→ **YOUR INSTRUCTIONS**:
Transcribe the material in full, exactly as written.

Collection entries

· · · · ·

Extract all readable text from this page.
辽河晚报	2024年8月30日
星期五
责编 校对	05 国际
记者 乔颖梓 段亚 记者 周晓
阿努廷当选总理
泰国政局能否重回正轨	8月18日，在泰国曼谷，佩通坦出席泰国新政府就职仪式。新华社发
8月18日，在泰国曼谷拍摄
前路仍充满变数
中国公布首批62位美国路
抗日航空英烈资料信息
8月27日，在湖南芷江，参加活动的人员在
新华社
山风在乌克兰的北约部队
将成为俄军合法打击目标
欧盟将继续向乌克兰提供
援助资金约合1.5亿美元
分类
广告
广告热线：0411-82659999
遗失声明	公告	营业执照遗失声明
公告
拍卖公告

· · · · ·

→ **FINAL RESULT**:
Extract all readable text from this page.
辽河晚报	2024年8月30日
星期五
责编 校对	05 国际
记者 乔颖梓 段亚 记者 周晓
阿努廷当选总理
泰国政局能否重回正轨	8月18日，在泰国曼谷，佩通坦出席泰国新政府就职仪式。新华社发
8月18日，在泰国曼谷拍摄
前路仍充满变数
中国公布首批62位美国路
抗日航空英烈资料信息
8月27日，在湖南芷江，参加活动的人员在
新华社
山风在乌克兰的北约部队
将成为俄军合法打击目标
欧盟将继续向乌克兰提供
援助资金约合1.5亿美元
分类
广告
广告热线：0411-82659999
遗失声明	公告	营业执照遗失声明
公告
拍卖公告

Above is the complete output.